- EXERCISE PROMPT: Write every record out again exactly as given.

[Records about charts and figures]
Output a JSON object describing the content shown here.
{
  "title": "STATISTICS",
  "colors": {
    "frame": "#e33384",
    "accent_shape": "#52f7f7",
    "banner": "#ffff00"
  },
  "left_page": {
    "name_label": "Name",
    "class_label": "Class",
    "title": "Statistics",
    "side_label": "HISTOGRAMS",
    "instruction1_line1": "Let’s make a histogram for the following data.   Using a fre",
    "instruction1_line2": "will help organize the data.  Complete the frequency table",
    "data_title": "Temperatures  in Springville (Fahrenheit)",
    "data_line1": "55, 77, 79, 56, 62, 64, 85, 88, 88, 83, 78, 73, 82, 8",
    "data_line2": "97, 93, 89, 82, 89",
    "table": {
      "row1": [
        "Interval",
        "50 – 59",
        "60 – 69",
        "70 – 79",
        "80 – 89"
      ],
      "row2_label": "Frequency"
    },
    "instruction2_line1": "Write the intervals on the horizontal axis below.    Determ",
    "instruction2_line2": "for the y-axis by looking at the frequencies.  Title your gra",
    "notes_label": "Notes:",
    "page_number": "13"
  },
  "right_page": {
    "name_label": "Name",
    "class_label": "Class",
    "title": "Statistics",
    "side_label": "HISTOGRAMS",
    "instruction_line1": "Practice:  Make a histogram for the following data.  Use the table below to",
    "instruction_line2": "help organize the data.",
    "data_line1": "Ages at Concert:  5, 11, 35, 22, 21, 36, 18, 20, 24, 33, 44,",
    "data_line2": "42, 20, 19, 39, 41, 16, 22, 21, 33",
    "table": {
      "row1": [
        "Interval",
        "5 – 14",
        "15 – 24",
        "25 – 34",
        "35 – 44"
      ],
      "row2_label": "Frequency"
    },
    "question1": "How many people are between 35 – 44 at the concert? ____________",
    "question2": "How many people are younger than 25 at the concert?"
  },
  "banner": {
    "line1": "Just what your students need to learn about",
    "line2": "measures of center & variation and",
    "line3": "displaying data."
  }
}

- RESPONSE BELOW:
Output a JSON object describing the content shown here.
{
  "title": "STATISTICS",
  "colors": {
    "frame": "#e33384",
    "accent_shape": "#52f7f7",
    "banner": "#ffff00"
  },
  "left_page": {
    "name_label": "Name",
    "class_label": "Class",
    "title": "Statistics",
    "side_label": "HISTOGRAMS",
    "instruction1_line1": "Let’s make a histogram for the following data.   Using a fre",
    "instruction1_line2": "will help organize the data.  Complete the frequency table",
    "data_title": "Temperatures  in Springville (Fahrenheit)",
    "data_line1": "55, 77, 79, 56, 62, 64, 85, 88, 88, 83, 78, 73, 82, 8",
    "data_line2": "97, 93, 89, 82, 89",
    "table": {
      "row1": [
        "Interval",
        "50 – 59",
        "60 – 69",
        "70 – 79",
        "80 – 89"
      ],
      "row2_label": "Frequency"
    },
    "instruction2_line1": "Write the intervals on the horizontal axis below.    Determ",
    "instruction2_line2": "for the y-axis by looking at the frequencies.  Title your gra",
    "notes_label": "Notes:",
    "page_number": "13"
  },
  "right_page": {
    "name_label": "Name",
    "class_label": "Class",
    "title": "Statistics",
    "side_label": "HISTOGRAMS",
    "instruction_line1": "Practice:  Make a histogram for the following data.  Use the table below to",
    "instruction_line2": "help organize the data.",
    "data_line1": "Ages at Concert:  5, 11, 35, 22, 21, 36, 18, 20, 24, 33, 44,",
    "data_line2": "42, 20, 19, 39, 41, 16, 22, 21, 33",
    "table": {
      "row1": [
        "Interval",
        "5 – 14",
        "15 – 24",
        "25 – 34",
        "35 – 44"
      ],
      "row2_label": "Frequency"
    },
    "question1": "How many people are between 35 – 44 at the concert? ____________",
    "question2": "How many people are younger than 25 at the concert?"
  },
  "banner": {
    "line1": "Just what your students need to learn about",
    "line2": "measures of center & variation and",
    "line3": "displaying data."
  }
}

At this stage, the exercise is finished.